Exercises.
1/ Translate this sentence from the district election text into Spanish: "Lawler was opposed by Democrat Mondaire Jones, who had previously represented the 17th district."
2/ Write out everything in the district election text from "The 17th district is" down to "the 17th district.".

Quoted text.
The 17th district is based in the Lower Hudson Valley, including all of Rockland and Putnam counties, northern Westchester County, and a small part of Dutchess County. The incumbent was Republican Mike Lawler, who flipped the district and was elected with 50.32% of the vote in 2022. Lawler was opposed by Democrat Mondaire Jones, who had previously represented the 17th district.

===Republican primary===
====Nominee====
- Mike Lawler, incumbent U.S. representative

====Declined====
- William Maloney, former White House liaison to the U.S. Agency for International Development

====Fundraising====

Campaign finance reports as of June 5, 2024
| Candidate | Raised | Spent | Cash on hand |
| Mike Lawler (R) | $4,936,921 | $1,658,296 | $3,317,085 |
Source: Federal Election Commission

===Democratic primary===
====Nominee====
- Mondaire Jones, member of the U.S. Commission on Civil Rights and former U.S. representative (2021–2023)

====Disqualified====
- MaryAnn Carr, former town supervisor of Bedford

====Withdrawn====
- Liz Whitmer Gereghty, Katonah–Lewisboro School District trustee and sister of Michigan Governor Gretchen Whitmer (endorsed Jones)

Given information.
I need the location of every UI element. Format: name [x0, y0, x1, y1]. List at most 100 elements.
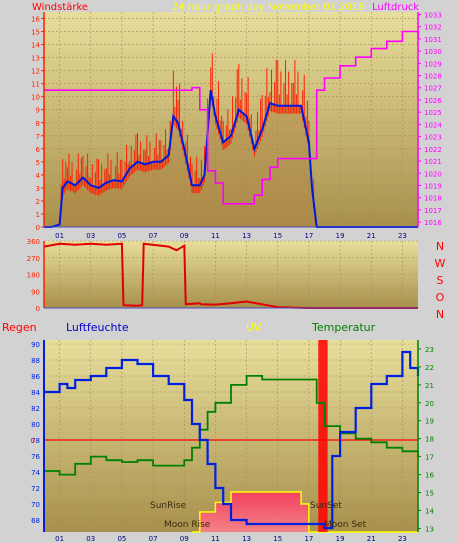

The results.
1/ Lawler tuvo como rival al demócrata Mondaire Jones, quien había representado anteriormente al distrito 17.

2/
The 17th district is based in the Lower Hudson Valley, including all of Rockland and Putnam counties, northern Westchester County, and a small part of Dutchess County. The incumbent was Republican Mike Lawler, who flipped the district and was elected with 50.32% of the vote in 2022. Lawler was opposed by Democrat Mondaire Jones, who had previously represented the 17th district.